■ STATED EXERCISE A ■
According to the film review, how much money did "The Hallelujah Trail" bring in during its initial release?
■ STATED EXERCISE B ■
Turn the film review's paragraph that begins "In his well-researched landmark biography" into a short bulleted list that keeps its main facts.
■ STATED EXERCISE C ■
Extend the review of "The Hallelujah Trail" with one more paragraph that picks up after its final sentence.

■ DOCUMENT ■
+ + + + +

Thursday, October 15, 2015

FILM REVIEW OF ''THE HALLELUJAH TRAIL" (1965)


In his well-researched landmark biography of John Sturges, film critic Glenn Lovall points out the failure of “The Hallelujah Trail” at the box office forced John Sturges back into being a contract director. Unfortunately, this ambitious, $ 7 million dollar, two-hour and forty-five minute western extravaganza did prove to be Sturges’ undoing.  Sadly, according to Wikipedia, this United Artists’ release generated only $4 million during its initial release. Nevertheless, I’ve always thought it was an incredibly hilarious and splendidly staged western comedy.  The closest that Sturges had come to making a comedy was the Frank Sinatra & Dean Martin western “Sergeants Three,” but “The Hallelujah Trail” (*** OUT OF ****) was far from anything that “The Magnificent Seven” helmer had ever undertaken.  Sturges assembled a first-rate cast.  Burt Lancaster, who starred in Sturges’ first big western “Gunfight at the O.K. Corral,” took top billing as Colonel Thaddeus Gearhart.  Gearhart was a traditional, straight-laced U.S. Calvary commander who is in charge of a frontier fort who has a beautiful daughter, Louise Gearhart (Pamela Tiffin of “One, Two, Three”), who is hopelessly in love with an officer, Captain Paul Slater (Jim Hutton of “Major Dundee”), who serves under Gearhart at the fort.  At one point, Gearhart finds Slater and his daughter rolling around on his bear skin rug.  The hugely funny western takes advantage of the usual elements of most standard-issue oaters.  There is the inevitable clash between the U.S. Calvary and the Native Americans.  Similarly, the alcoholic frontiersmen ruffle the feathers of the Ladies of the Temperance Movement.  This sprawling, ‘battle of the sexes’ western brings together all these parties for an incredible finale in a swamp.

+ + + + +

Collected data

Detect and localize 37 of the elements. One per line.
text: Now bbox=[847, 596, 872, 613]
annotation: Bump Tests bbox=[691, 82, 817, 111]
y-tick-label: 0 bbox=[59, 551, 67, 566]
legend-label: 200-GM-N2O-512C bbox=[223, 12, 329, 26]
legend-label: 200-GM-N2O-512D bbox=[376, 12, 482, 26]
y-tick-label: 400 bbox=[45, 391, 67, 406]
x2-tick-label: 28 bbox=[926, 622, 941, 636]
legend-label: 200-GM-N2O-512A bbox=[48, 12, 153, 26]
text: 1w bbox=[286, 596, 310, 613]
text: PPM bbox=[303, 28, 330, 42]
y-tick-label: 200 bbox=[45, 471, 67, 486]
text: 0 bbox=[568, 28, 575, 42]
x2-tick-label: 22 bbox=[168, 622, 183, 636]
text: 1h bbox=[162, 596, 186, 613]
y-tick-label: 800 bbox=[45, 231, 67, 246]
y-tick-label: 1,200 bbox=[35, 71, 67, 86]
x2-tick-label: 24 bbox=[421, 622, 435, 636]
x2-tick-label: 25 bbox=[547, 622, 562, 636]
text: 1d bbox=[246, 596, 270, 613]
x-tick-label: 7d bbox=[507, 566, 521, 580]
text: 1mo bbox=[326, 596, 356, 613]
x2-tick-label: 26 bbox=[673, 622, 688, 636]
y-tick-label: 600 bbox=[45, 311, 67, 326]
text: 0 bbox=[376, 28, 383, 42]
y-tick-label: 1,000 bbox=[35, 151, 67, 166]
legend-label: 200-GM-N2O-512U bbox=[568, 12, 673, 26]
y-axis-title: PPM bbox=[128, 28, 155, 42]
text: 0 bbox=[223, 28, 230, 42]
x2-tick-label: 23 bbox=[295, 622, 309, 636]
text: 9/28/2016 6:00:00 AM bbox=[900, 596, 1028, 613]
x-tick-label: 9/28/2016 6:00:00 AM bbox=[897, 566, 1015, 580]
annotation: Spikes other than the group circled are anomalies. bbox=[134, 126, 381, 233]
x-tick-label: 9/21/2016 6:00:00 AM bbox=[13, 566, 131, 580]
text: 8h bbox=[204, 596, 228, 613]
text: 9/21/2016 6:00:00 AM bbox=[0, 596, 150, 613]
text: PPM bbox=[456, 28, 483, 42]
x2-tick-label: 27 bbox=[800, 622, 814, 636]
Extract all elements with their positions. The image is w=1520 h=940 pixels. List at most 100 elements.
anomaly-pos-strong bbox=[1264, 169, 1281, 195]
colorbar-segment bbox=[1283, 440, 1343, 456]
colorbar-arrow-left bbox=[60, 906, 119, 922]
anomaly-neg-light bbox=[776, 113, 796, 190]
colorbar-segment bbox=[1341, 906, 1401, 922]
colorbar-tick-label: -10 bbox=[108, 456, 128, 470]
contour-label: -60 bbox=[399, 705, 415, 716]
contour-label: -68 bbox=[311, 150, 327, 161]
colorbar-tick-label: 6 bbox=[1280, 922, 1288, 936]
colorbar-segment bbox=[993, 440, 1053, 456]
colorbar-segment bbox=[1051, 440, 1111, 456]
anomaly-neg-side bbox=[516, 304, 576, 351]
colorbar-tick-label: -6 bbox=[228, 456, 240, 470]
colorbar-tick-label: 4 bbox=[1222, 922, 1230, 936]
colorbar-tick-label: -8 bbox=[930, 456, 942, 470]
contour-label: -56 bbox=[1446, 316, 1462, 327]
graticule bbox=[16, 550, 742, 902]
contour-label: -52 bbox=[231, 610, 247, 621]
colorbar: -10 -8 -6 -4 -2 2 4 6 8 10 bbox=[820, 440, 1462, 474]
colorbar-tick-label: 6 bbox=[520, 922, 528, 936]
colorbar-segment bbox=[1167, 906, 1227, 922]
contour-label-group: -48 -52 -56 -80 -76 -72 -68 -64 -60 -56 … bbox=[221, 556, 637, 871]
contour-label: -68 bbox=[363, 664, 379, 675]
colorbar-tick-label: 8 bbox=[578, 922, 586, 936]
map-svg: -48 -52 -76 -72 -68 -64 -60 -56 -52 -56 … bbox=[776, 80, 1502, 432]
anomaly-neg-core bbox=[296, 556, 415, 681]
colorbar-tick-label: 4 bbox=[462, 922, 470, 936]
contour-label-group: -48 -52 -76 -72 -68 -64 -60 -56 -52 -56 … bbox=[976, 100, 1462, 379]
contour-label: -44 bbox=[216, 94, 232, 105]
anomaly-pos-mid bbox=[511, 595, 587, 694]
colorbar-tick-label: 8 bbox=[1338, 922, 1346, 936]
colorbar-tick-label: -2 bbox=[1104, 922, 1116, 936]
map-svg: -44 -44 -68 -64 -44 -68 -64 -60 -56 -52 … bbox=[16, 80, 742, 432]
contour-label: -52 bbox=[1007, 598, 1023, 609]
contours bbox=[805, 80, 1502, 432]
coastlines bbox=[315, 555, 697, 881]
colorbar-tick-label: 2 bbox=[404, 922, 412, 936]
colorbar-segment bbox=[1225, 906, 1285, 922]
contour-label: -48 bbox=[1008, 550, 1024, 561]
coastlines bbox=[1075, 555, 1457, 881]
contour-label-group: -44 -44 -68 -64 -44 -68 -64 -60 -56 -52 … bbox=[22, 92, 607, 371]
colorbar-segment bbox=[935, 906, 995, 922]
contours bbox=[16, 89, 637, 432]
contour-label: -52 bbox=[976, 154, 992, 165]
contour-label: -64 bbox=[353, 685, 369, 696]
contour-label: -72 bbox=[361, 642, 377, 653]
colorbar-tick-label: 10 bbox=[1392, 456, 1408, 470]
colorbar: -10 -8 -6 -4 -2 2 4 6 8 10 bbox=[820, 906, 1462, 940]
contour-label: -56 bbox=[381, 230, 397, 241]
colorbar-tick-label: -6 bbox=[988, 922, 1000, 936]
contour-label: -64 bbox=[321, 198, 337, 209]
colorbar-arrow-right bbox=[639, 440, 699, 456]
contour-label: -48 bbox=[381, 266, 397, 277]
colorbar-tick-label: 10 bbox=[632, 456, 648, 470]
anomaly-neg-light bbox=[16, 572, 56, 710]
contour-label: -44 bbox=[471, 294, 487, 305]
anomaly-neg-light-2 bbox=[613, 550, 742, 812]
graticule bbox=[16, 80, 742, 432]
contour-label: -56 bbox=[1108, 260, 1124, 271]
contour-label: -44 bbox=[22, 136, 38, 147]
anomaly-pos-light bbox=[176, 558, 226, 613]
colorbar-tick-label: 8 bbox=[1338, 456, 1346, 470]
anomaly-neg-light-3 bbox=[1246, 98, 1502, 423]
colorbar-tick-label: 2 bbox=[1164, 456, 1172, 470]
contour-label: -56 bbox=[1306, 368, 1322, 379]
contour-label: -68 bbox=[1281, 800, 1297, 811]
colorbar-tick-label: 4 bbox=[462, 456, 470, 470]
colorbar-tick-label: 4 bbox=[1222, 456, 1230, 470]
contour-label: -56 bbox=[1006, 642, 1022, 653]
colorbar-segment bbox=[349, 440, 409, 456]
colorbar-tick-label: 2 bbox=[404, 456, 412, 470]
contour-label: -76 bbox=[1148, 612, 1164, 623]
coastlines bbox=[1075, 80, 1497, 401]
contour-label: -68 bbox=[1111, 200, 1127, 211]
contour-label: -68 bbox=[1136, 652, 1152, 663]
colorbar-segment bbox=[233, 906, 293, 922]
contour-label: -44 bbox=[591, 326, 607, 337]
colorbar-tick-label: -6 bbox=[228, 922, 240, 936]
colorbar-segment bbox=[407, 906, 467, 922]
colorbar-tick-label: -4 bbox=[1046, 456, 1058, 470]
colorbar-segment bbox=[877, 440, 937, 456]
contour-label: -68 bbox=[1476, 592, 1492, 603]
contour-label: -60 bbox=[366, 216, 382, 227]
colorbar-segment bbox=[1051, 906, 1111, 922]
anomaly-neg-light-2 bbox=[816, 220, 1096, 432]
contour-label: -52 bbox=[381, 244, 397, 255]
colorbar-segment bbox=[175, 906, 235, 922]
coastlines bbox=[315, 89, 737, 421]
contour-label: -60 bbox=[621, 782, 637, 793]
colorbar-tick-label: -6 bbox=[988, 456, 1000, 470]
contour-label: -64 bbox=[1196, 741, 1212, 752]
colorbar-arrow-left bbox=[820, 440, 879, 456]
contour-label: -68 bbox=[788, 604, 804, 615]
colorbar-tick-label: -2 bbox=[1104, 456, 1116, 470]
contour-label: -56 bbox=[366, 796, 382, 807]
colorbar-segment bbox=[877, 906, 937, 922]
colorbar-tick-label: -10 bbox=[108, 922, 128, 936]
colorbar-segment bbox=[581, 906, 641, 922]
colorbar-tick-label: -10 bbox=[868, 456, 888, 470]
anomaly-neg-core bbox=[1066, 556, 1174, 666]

+ + + + +

■ RESULT A ■
It generated only $4 million during its initial release.

■ RESULT B ■
- Glenn Lovall's biography of John Sturges notes that the box-office failure of "The Hallelujah Trail" forced Sturges back into being a contract director.
- The United Artists release cost $7 million and runs two hours and forty-five minutes, but according to Wikipedia it generated only $4 million during its initial release.
- The reviewer still considers it an incredibly hilarious, splendidly staged western comedy and rates it three out of four stars.
- Sturges's closest earlier attempt at comedy was the Frank Sinatra and Dean Martin western "Sergeants Three," and this film was far from anything the director of "The Magnificent Seven" had undertaken before.
- Burt Lancaster, star of Sturges's "Gunfight at the O.K. Corral," plays Colonel Thaddeus Gearhart, a straight-laced commander of a frontier fort.
- Pamela Tiffin plays his daughter Louise, who is in love with Captain Paul Slater (Jim Hutton), an officer serving under Gearhart. At one point, Gearhart finds the couple rolling around on his bear skin rug.
- The film uses standard western elements: the cavalry clashes with Native Americans, and alcoholic frontiersmen ruffle the Ladies of the Temperance Movement.
- All these parties come together in a finale in a swamp.

■ RESULT C ■
John Gay’s complicated screenplay based on William Gulick’s entertaining western novel concerns the efforts of desperate Denver merchants inspired by 'Oracle' Jones (Donald Pleasence of “The Great Escape”) to get a wagon train of liquor to them before they exhaust their supplies for the winter.  Signs indicate that the winter will be the worst in years, and the merchants refuse to run out of suds.  Moreover, a citizens’ committee shares the merchant’s anxiety.  Meantime, beer merchant Frank Wallingham (Brian Keith of “The Wind and the Lion”) organizes an emergency shipment of booze to Denver. However, he must contend with some obnoxious Irish teamsters, led by Kevin O'Flaherty (Tom Stern of “Clay Pigeon”), who feel he is exploiting them.  O'Flaherty constantly addresses Wallingham as “your lordship,” and Wallingham grumbles about it the entire time.  Of course, when the Indians learn about this huge shipment of liquor, they decide to help themselves to it.  Walllingham demands that Gearhart provide an escort to safeguard his booze from Chief Walks-Stooped-Over (Martin Landau of “Impossible Impossible”) as well as Chief Five Barrels (Robert J. Wilke of “The Magnificent Seven”) and they bring along their respective tribes.  If contending with Indians armed with Winchester repeating rifles weren’t enough of a challenge, Wallingham faces opposition from a well-known Temperance champion, Miss Cora Templeton Massingale (Lee Remick of “The Omen”), who just happens to be holding meetings at Gearhart’s fort.  Massingale decides to intercept the shipment of suds and destroy the cargo, and Gearhart’s daughter joins her. Naturally, an upset Colonel Gearhart decides Sergeant Buell (John Anderson of “The Satan Bug”) and he must provide an escort for these dames to keep them out of harm’s way.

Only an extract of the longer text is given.